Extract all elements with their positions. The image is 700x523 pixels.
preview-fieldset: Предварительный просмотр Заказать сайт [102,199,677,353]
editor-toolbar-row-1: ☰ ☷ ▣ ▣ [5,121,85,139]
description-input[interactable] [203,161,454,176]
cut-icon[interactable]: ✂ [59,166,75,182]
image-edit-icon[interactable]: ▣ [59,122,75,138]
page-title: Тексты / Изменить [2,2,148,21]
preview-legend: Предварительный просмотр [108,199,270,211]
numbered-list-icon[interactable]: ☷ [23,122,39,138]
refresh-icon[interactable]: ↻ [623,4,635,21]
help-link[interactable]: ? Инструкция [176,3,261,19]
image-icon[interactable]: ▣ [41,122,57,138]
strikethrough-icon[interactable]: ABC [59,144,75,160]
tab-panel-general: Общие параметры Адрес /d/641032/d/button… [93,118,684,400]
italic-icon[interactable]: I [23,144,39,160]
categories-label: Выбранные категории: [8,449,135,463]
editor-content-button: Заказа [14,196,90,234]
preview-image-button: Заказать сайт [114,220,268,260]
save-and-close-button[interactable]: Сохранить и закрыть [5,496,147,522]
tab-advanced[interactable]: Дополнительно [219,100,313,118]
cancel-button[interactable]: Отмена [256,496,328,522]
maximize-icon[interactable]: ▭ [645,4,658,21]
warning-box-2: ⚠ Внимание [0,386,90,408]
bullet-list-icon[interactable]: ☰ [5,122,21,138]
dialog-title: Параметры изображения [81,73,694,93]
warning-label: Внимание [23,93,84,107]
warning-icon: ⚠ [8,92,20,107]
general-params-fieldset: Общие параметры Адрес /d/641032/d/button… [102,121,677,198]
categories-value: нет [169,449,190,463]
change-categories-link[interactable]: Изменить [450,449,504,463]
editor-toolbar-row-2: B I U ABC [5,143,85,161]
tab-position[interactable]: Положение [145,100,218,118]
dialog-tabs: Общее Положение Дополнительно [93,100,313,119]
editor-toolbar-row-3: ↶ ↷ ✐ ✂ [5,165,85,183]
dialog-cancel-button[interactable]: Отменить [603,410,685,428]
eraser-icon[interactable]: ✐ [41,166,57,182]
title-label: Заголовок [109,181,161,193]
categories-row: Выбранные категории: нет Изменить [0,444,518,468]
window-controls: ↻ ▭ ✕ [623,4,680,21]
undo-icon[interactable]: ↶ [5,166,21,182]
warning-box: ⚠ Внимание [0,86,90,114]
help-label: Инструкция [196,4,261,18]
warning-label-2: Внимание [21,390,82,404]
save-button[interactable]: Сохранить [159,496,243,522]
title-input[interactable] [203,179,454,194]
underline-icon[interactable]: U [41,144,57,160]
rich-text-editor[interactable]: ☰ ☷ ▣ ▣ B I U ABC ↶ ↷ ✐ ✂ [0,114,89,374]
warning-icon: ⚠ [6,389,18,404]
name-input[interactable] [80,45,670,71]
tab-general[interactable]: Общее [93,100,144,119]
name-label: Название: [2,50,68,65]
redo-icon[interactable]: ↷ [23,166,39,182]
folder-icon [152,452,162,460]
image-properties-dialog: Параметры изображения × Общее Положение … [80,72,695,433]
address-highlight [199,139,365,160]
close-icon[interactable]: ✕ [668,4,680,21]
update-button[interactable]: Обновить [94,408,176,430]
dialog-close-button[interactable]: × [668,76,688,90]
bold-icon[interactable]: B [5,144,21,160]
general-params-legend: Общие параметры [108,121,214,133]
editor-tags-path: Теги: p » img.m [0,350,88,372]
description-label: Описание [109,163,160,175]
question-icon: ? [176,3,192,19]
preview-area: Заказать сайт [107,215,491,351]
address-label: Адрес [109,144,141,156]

★ ★ ★ ★ ★

Convert the stretch of items from the start through the line containing "cut-icon[interactable]: ✂ [59,166,75,182]" into a JSON list of strings, one string per line, leaving out any blank lines.

_Final result_
[
  "Extract all elements with their positions. The image is 700x523 pixels.",
  "preview-fieldset: Предварительный просмотр Заказать сайт [102,199,677,353]",
  "editor-toolbar-row-1: ☰ ☷ ▣ ▣ [5,121,85,139]",
  "description-input[interactable] [203,161,454,176]",
  "cut-icon[interactable]: ✂ [59,166,75,182]"
]